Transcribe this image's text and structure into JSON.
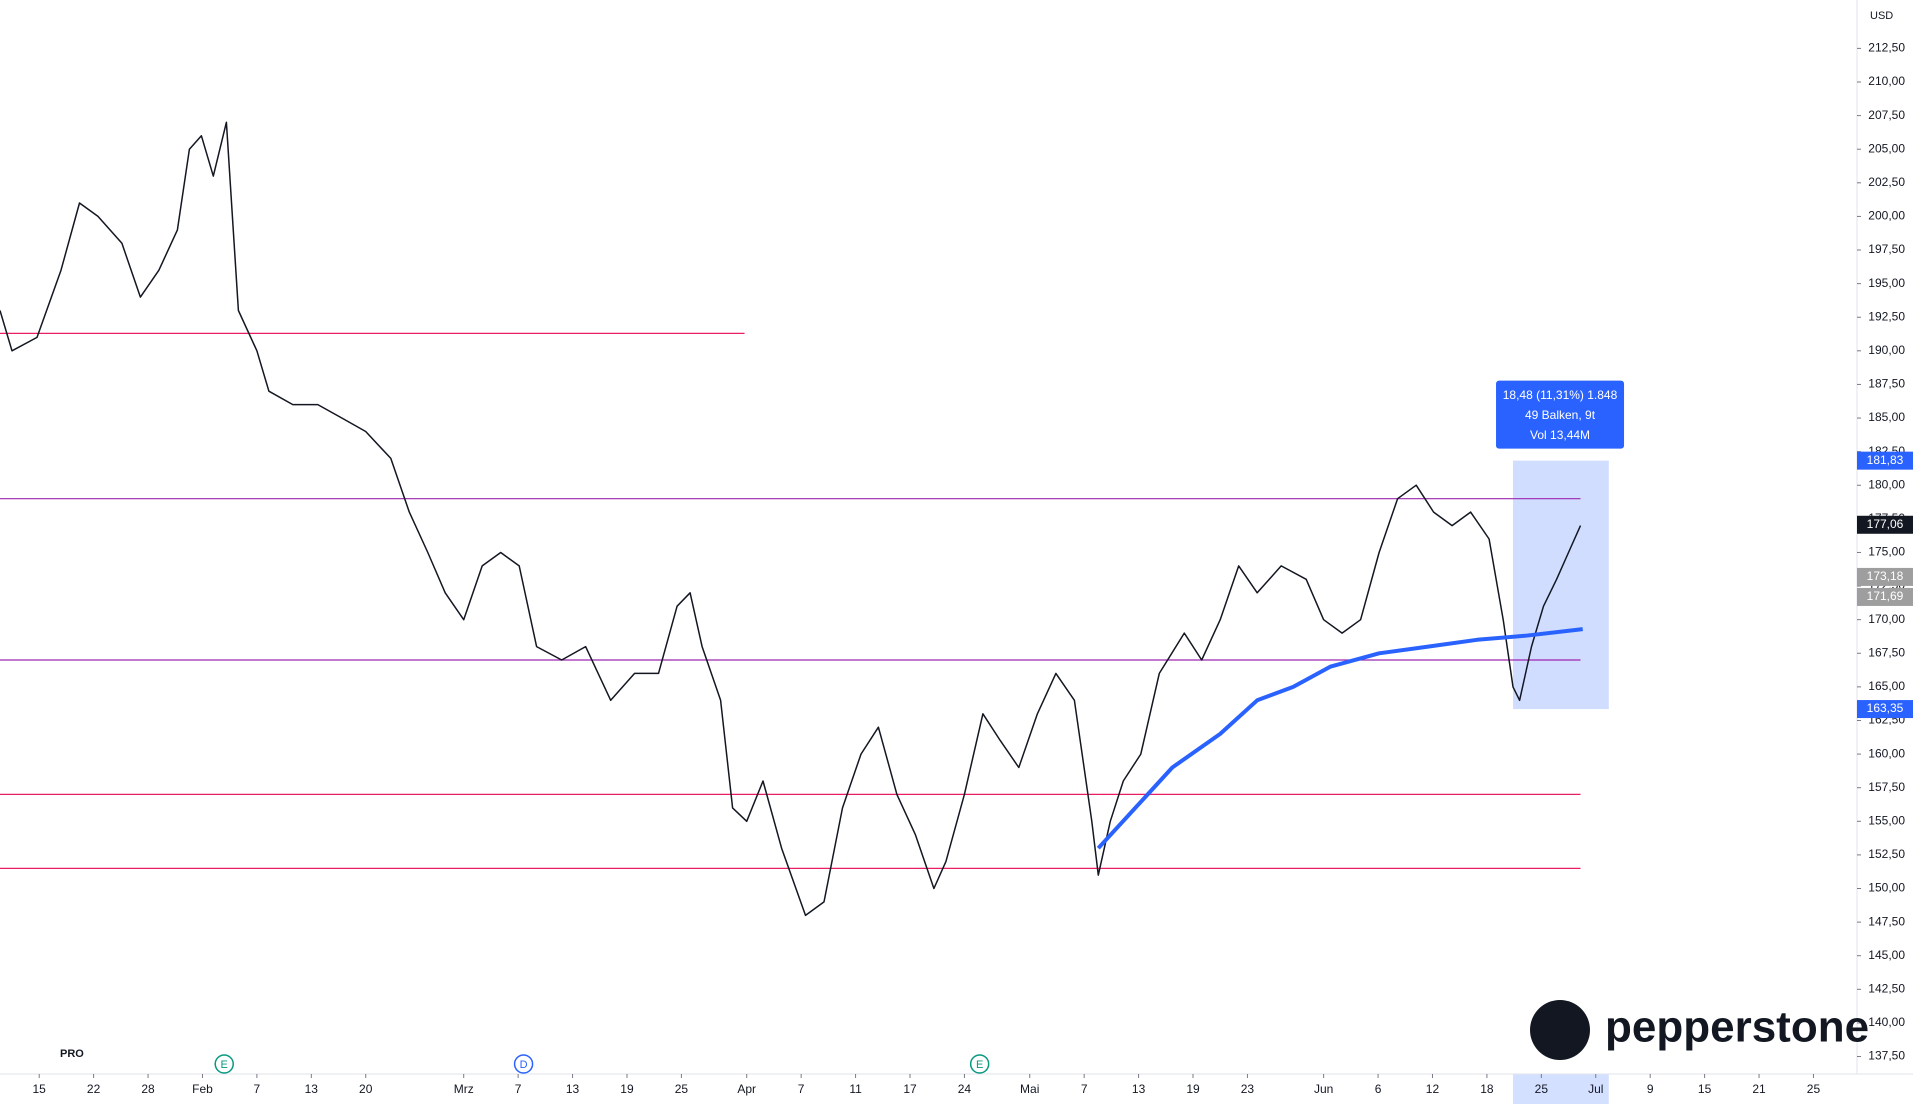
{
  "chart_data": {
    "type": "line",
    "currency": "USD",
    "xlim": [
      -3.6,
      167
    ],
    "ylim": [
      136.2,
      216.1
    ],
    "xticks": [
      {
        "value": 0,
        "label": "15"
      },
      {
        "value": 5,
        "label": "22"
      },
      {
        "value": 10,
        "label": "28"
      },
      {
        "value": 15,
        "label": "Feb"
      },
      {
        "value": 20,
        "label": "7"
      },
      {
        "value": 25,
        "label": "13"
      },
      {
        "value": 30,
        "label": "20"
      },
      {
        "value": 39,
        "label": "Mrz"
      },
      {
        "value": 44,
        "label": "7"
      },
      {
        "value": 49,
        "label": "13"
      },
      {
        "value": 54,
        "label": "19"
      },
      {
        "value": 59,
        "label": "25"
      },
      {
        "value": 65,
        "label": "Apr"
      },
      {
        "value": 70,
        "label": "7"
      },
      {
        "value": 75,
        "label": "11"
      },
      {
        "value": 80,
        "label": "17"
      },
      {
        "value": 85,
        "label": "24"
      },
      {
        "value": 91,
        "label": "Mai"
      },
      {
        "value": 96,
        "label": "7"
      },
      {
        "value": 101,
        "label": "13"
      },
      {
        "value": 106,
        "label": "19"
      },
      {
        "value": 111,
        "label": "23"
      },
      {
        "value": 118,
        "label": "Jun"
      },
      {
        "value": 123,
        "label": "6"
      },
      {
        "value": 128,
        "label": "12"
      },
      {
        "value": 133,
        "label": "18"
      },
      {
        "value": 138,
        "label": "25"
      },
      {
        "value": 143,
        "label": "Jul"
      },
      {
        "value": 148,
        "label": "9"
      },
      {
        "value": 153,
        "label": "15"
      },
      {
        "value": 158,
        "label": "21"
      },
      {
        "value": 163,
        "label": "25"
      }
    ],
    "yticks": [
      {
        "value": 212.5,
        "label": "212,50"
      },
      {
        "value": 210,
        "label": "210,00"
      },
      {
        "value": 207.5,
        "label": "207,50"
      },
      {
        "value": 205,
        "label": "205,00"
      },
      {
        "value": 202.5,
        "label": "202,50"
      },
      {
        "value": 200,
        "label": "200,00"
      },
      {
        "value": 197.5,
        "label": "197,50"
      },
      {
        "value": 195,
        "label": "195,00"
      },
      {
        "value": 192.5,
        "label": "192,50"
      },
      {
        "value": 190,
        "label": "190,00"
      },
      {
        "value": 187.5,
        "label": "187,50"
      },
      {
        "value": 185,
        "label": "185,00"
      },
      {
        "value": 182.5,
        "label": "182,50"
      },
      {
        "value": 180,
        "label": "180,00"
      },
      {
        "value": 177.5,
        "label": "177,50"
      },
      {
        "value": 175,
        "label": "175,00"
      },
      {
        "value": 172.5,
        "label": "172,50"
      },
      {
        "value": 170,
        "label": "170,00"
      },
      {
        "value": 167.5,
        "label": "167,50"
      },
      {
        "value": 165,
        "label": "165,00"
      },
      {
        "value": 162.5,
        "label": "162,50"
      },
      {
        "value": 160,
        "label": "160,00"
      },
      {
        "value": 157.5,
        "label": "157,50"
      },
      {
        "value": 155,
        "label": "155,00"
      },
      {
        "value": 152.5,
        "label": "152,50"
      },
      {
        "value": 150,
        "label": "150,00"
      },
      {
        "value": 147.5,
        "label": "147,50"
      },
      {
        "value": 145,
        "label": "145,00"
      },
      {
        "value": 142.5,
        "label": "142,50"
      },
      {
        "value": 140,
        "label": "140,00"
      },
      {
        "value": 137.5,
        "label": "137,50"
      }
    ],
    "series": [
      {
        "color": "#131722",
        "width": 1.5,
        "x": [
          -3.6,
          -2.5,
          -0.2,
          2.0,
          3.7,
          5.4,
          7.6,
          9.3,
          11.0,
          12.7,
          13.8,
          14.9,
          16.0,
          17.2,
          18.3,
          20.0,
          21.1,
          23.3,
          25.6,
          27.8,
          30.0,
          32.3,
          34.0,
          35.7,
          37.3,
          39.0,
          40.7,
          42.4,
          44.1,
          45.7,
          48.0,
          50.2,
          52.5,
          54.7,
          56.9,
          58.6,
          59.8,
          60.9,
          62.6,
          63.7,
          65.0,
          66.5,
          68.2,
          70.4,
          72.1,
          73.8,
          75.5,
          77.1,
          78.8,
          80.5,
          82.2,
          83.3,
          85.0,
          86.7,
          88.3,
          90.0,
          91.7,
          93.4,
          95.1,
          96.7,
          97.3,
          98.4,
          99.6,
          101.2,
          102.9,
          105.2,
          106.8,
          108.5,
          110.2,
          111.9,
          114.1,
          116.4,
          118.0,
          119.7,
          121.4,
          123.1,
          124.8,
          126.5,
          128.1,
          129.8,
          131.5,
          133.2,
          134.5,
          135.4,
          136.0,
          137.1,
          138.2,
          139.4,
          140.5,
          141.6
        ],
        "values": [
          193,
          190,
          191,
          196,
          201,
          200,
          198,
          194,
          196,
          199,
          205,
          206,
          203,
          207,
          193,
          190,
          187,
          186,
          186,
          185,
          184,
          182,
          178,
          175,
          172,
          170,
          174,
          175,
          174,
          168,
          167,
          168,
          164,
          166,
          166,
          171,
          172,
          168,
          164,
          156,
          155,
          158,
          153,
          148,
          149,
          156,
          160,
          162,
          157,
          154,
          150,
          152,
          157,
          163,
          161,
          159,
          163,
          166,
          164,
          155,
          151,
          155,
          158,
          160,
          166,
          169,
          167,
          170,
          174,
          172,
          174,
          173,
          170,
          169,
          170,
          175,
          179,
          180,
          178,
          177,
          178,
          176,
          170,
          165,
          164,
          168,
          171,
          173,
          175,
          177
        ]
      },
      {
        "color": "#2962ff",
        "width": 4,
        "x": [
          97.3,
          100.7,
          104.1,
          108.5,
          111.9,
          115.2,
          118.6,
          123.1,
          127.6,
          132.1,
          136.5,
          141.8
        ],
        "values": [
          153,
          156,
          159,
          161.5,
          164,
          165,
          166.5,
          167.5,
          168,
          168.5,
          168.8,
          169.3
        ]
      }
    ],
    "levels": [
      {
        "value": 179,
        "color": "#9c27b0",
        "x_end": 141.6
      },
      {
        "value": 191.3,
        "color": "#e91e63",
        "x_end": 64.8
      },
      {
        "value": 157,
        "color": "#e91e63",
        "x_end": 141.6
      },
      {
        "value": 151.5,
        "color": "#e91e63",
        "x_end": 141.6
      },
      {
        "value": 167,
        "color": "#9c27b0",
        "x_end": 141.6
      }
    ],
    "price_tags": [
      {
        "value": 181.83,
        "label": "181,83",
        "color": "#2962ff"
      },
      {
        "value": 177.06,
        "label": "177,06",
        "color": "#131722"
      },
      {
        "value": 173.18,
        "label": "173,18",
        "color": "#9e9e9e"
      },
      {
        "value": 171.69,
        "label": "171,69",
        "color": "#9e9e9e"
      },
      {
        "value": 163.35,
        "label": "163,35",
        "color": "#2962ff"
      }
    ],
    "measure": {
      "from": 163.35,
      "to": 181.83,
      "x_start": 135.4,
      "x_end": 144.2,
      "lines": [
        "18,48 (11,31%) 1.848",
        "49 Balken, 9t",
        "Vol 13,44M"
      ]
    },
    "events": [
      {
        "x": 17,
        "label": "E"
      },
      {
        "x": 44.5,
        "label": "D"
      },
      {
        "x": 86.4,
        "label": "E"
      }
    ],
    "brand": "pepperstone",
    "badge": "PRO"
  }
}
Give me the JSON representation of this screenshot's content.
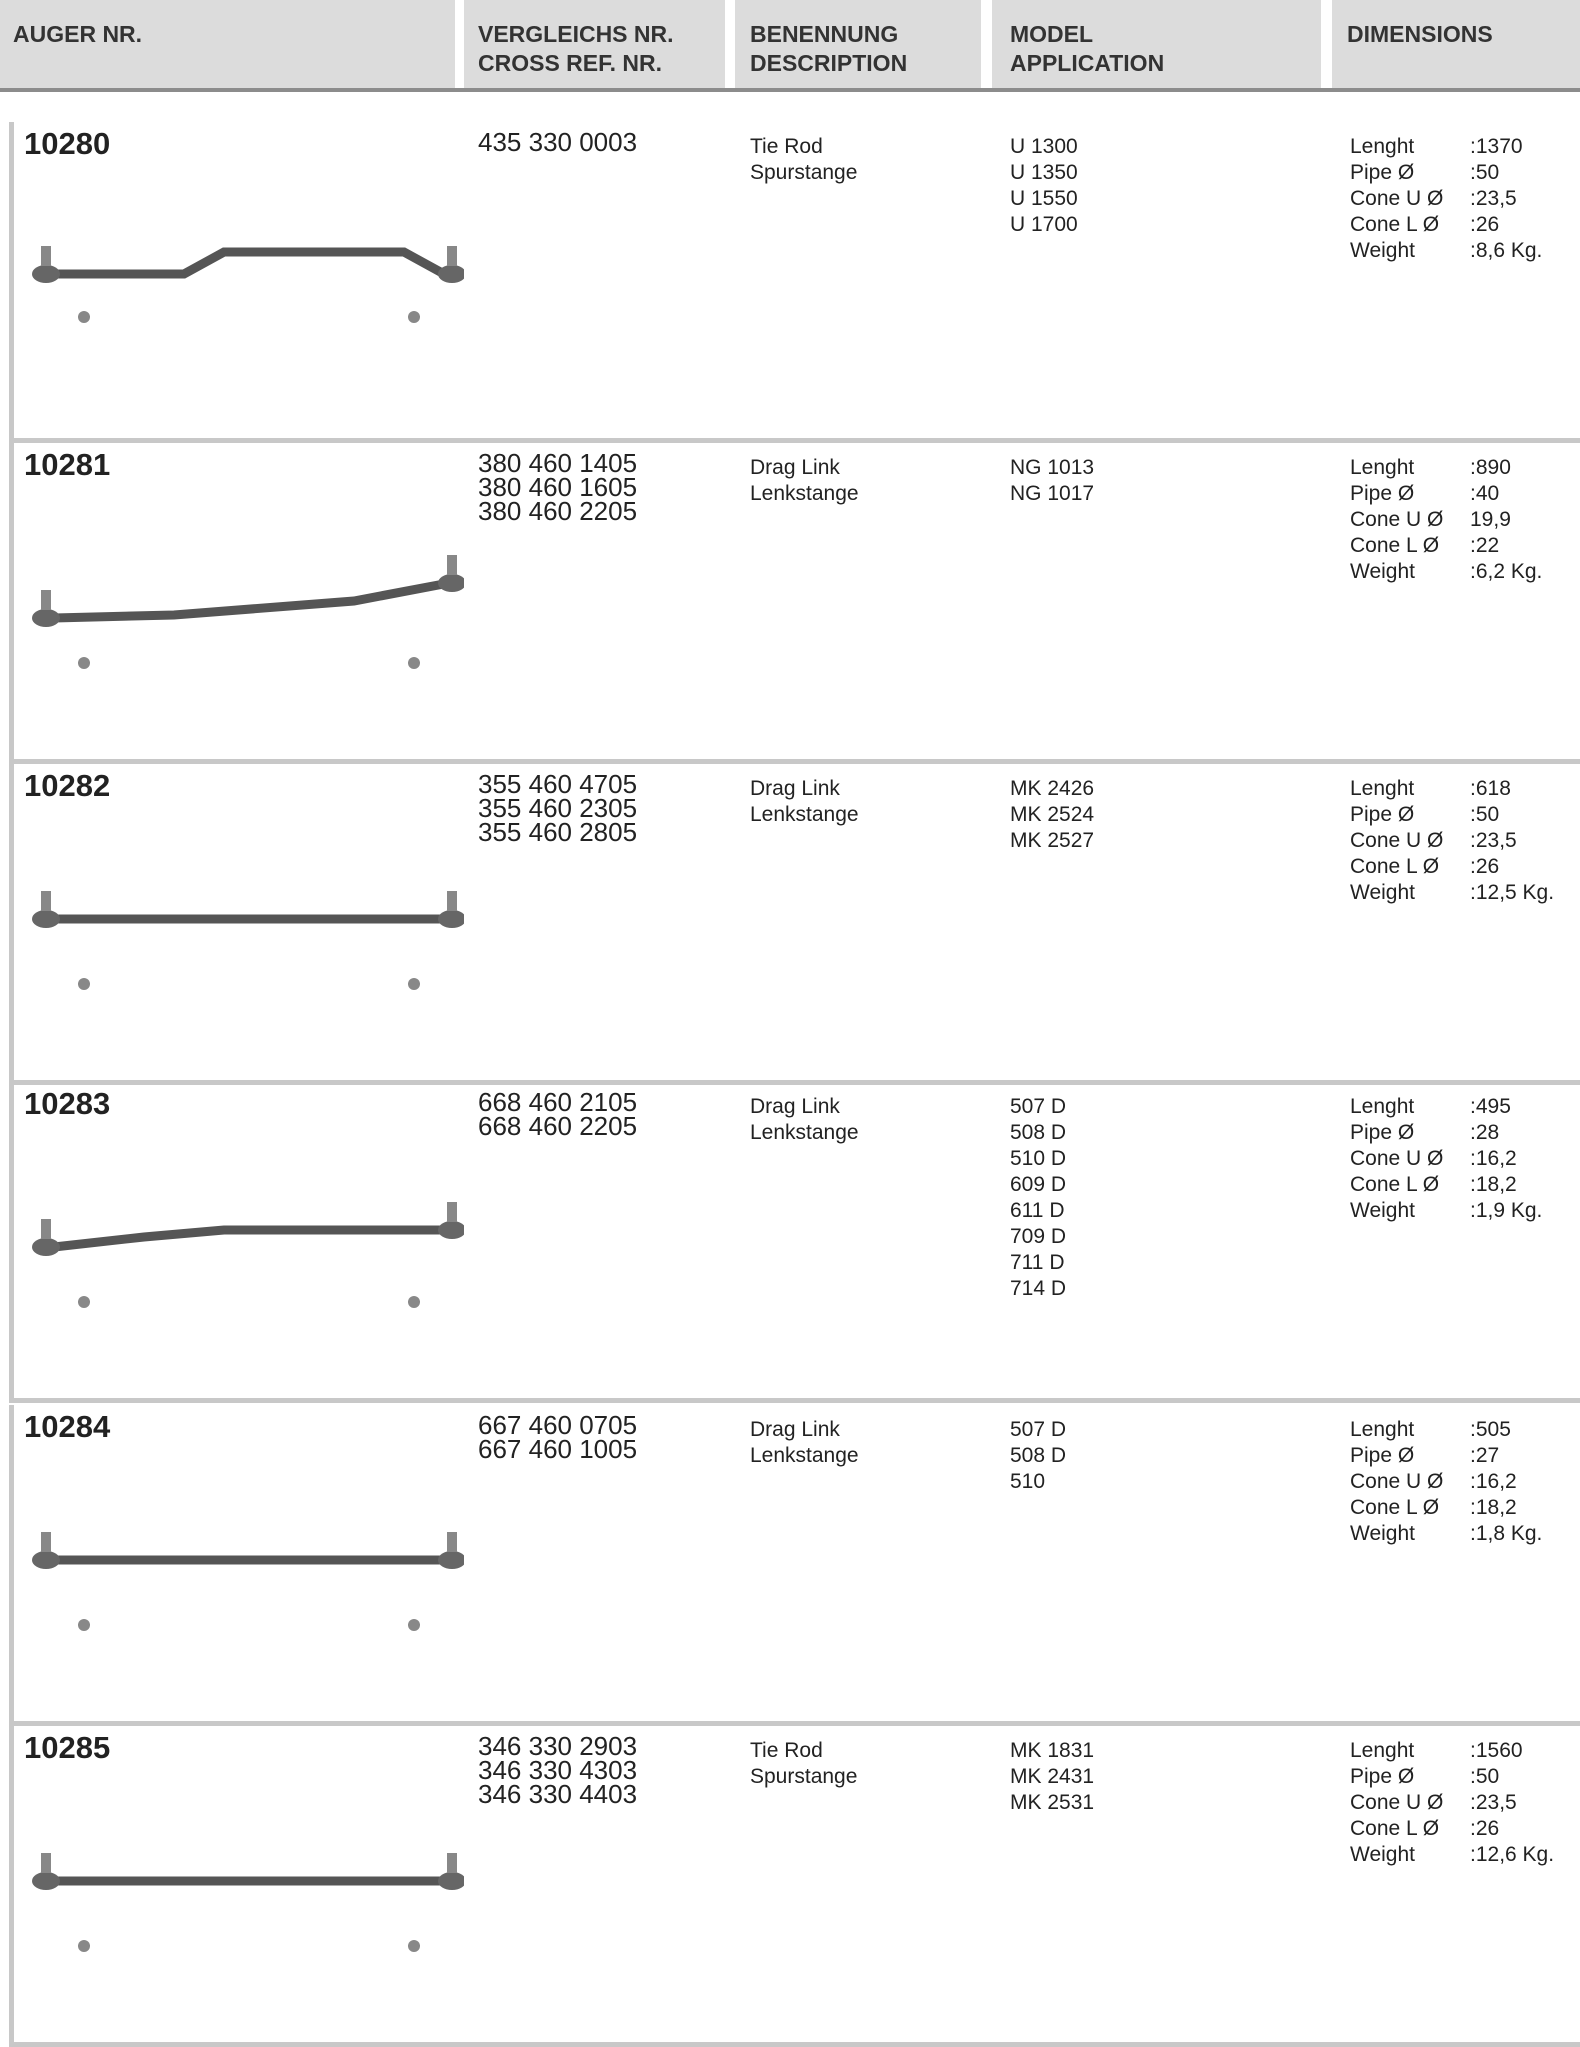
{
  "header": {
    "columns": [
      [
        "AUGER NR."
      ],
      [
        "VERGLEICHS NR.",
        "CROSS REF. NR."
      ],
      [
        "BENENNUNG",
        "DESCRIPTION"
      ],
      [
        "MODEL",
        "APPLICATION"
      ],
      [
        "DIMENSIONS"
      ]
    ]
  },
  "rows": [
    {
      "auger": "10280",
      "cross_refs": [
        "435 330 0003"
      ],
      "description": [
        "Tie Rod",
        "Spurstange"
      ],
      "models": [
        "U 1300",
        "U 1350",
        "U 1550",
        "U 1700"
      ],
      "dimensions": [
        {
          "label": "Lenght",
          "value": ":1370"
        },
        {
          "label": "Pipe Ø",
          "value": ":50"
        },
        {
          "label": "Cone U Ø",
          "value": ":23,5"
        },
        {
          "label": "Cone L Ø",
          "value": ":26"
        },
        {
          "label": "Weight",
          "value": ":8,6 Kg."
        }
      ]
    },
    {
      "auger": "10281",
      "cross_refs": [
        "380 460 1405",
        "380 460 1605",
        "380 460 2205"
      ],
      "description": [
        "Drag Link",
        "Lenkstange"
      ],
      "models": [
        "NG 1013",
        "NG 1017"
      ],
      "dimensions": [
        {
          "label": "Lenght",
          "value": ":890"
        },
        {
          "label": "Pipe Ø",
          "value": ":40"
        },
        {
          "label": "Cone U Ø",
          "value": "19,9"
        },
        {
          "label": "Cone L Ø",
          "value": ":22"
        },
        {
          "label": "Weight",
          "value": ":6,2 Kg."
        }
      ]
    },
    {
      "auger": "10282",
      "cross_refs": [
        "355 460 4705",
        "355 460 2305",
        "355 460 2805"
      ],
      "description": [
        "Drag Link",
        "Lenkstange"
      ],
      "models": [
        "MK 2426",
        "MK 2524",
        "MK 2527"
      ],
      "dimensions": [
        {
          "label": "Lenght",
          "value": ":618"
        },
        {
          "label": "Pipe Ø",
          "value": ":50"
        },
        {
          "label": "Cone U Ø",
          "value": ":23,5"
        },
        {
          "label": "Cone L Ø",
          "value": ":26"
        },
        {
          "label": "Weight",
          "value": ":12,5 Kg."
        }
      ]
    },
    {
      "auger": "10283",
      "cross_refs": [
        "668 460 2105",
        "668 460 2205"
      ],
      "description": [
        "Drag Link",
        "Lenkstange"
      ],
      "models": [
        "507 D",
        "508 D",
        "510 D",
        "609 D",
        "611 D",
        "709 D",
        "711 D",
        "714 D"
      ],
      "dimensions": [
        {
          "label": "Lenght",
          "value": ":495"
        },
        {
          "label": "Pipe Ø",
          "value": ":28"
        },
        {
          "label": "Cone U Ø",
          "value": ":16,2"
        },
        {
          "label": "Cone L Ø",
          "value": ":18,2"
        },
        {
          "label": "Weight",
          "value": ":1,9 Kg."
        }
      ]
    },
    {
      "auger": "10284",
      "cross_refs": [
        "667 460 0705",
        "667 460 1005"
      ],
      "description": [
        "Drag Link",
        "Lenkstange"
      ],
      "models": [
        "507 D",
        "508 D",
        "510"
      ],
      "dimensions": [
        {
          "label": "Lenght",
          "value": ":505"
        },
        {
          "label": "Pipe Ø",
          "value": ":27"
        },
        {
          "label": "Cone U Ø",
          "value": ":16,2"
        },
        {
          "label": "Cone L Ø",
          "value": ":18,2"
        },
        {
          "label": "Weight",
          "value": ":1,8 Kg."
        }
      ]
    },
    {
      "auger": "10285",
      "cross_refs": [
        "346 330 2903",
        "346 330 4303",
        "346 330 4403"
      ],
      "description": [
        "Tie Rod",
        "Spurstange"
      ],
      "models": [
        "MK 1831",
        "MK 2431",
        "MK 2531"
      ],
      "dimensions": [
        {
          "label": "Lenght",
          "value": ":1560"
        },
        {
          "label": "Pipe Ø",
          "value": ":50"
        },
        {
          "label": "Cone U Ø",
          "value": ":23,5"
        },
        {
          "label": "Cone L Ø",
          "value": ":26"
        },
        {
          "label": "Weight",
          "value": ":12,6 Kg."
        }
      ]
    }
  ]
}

### WHAT YOU HAVE TO DO
Work through the records line by line and tally those with the word "this". Report only the total.

### FULL SOLUTION
2